=== Listed entries ===
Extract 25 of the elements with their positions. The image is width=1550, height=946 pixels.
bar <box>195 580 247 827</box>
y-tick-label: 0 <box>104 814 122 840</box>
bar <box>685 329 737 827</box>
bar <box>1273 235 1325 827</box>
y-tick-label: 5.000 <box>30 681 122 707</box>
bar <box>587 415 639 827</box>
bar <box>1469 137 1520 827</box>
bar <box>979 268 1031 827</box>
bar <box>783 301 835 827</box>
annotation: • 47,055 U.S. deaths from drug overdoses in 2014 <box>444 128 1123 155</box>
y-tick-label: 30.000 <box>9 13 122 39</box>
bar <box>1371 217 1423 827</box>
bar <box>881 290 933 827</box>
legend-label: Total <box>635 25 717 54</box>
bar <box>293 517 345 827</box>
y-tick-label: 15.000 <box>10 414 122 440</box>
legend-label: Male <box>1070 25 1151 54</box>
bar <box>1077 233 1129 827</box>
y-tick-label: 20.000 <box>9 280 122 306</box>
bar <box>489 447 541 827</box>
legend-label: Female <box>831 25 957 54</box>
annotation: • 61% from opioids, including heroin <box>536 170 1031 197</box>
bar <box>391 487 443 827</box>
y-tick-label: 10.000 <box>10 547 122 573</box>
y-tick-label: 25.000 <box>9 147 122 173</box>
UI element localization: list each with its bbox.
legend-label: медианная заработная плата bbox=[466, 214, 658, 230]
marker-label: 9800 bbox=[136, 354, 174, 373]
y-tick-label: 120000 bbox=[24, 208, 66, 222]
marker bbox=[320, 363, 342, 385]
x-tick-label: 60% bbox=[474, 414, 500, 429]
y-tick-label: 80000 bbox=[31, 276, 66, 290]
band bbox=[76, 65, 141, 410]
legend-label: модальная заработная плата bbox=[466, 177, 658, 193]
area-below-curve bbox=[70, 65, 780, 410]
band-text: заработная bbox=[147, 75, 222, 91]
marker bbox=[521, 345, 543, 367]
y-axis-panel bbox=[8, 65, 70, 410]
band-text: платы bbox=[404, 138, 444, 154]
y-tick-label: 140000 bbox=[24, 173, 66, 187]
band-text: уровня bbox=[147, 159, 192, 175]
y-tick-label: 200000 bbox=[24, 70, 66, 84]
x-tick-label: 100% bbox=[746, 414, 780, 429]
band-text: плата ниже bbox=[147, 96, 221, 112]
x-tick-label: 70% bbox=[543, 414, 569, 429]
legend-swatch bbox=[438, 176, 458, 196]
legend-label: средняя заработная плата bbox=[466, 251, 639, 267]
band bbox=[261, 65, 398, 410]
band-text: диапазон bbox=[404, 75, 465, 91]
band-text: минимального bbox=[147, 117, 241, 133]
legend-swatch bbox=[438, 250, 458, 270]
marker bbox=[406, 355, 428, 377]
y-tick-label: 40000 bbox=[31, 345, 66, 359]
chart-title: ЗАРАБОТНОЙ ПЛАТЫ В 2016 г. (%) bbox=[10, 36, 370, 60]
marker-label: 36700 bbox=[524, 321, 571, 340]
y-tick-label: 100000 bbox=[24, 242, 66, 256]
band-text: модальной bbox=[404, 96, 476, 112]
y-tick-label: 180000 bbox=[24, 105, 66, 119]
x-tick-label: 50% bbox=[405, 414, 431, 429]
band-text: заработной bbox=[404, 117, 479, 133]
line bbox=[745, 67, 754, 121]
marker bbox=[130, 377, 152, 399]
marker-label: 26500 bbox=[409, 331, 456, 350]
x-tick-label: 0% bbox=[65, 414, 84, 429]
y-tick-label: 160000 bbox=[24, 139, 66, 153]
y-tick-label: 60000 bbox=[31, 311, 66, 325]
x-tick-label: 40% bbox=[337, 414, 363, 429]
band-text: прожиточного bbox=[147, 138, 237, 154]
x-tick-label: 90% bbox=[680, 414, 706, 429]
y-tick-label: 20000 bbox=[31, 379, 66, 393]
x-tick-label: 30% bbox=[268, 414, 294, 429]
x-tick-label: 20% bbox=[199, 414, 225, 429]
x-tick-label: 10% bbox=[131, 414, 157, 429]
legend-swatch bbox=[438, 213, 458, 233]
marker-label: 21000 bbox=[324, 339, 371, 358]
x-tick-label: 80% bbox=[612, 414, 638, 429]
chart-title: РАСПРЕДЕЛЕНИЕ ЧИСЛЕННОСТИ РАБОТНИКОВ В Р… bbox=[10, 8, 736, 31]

=== Given instruction ===
Copy out all of the records above line for line, with every character unchanged.

=== Completed task ===
Extract 25 of the elements with their positions. The image is width=1550, height=946 pixels.
bar <box>195 580 247 827</box>
y-tick-label: 0 <box>104 814 122 840</box>
bar <box>685 329 737 827</box>
bar <box>1273 235 1325 827</box>
y-tick-label: 5.000 <box>30 681 122 707</box>
bar <box>587 415 639 827</box>
bar <box>1469 137 1520 827</box>
bar <box>979 268 1031 827</box>
bar <box>783 301 835 827</box>
annotation: • 47,055 U.S. deaths from drug overdoses in 2014 <box>444 128 1123 155</box>
y-tick-label: 30.000 <box>9 13 122 39</box>
bar <box>1371 217 1423 827</box>
bar <box>881 290 933 827</box>
legend-label: Total <box>635 25 717 54</box>
bar <box>293 517 345 827</box>
y-tick-label: 15.000 <box>10 414 122 440</box>
legend-label: Male <box>1070 25 1151 54</box>
bar <box>1077 233 1129 827</box>
y-tick-label: 20.000 <box>9 280 122 306</box>
bar <box>489 447 541 827</box>
legend-label: Female <box>831 25 957 54</box>
annotation: • 61% from opioids, including heroin <box>536 170 1031 197</box>
bar <box>391 487 443 827</box>
y-tick-label: 10.000 <box>10 547 122 573</box>
y-tick-label: 25.000 <box>9 147 122 173</box>
UI element localization: list each with its bbox.
legend-label: медианная заработная плата bbox=[466, 214, 658, 230]
marker-label: 9800 bbox=[136, 354, 174, 373]
y-tick-label: 120000 bbox=[24, 208, 66, 222]
marker bbox=[320, 363, 342, 385]
x-tick-label: 60% bbox=[474, 414, 500, 429]
y-tick-label: 80000 bbox=[31, 276, 66, 290]
band bbox=[76, 65, 141, 410]
legend-label: модальная заработная плата bbox=[466, 177, 658, 193]
area-below-curve bbox=[70, 65, 780, 410]
band-text: заработная bbox=[147, 75, 222, 91]
marker bbox=[521, 345, 543, 367]
y-axis-panel bbox=[8, 65, 70, 410]
band-text: платы bbox=[404, 138, 444, 154]
y-tick-label: 140000 bbox=[24, 173, 66, 187]
band-text: уровня bbox=[147, 159, 192, 175]
y-tick-label: 200000 bbox=[24, 70, 66, 84]
x-tick-label: 100% bbox=[746, 414, 780, 429]
band-text: плата ниже bbox=[147, 96, 221, 112]
x-tick-label: 70% bbox=[543, 414, 569, 429]
legend-swatch bbox=[438, 176, 458, 196]
legend-label: средняя заработная плата bbox=[466, 251, 639, 267]
band bbox=[261, 65, 398, 410]
band-text: диапазон bbox=[404, 75, 465, 91]
band-text: минимального bbox=[147, 117, 241, 133]
legend-swatch bbox=[438, 250, 458, 270]
marker bbox=[406, 355, 428, 377]
y-tick-label: 40000 bbox=[31, 345, 66, 359]
chart-title: ЗАРАБОТНОЙ ПЛАТЫ В 2016 г. (%) bbox=[10, 36, 370, 60]
marker-label: 36700 bbox=[524, 321, 571, 340]
y-tick-label: 100000 bbox=[24, 242, 66, 256]
band-text: модальной bbox=[404, 96, 476, 112]
y-tick-label: 180000 bbox=[24, 105, 66, 119]
x-tick-label: 50% bbox=[405, 414, 431, 429]
band-text: заработной bbox=[404, 117, 479, 133]
line bbox=[745, 67, 754, 121]
marker bbox=[130, 377, 152, 399]
marker-label: 26500 bbox=[409, 331, 456, 350]
x-tick-label: 0% bbox=[65, 414, 84, 429]
y-tick-label: 160000 bbox=[24, 139, 66, 153]
y-tick-label: 60000 bbox=[31, 311, 66, 325]
x-tick-label: 40% bbox=[337, 414, 363, 429]
band-text: прожиточного bbox=[147, 138, 237, 154]
x-tick-label: 90% bbox=[680, 414, 706, 429]
y-tick-label: 20000 bbox=[31, 379, 66, 393]
x-tick-label: 30% bbox=[268, 414, 294, 429]
x-tick-label: 20% bbox=[199, 414, 225, 429]
x-tick-label: 10% bbox=[131, 414, 157, 429]
legend-swatch bbox=[438, 213, 458, 233]
marker-label: 21000 bbox=[324, 339, 371, 358]
x-tick-label: 80% bbox=[612, 414, 638, 429]
chart-title: РАСПРЕДЕЛЕНИЕ ЧИСЛЕННОСТИ РАБОТНИКОВ В Р… bbox=[10, 8, 736, 31]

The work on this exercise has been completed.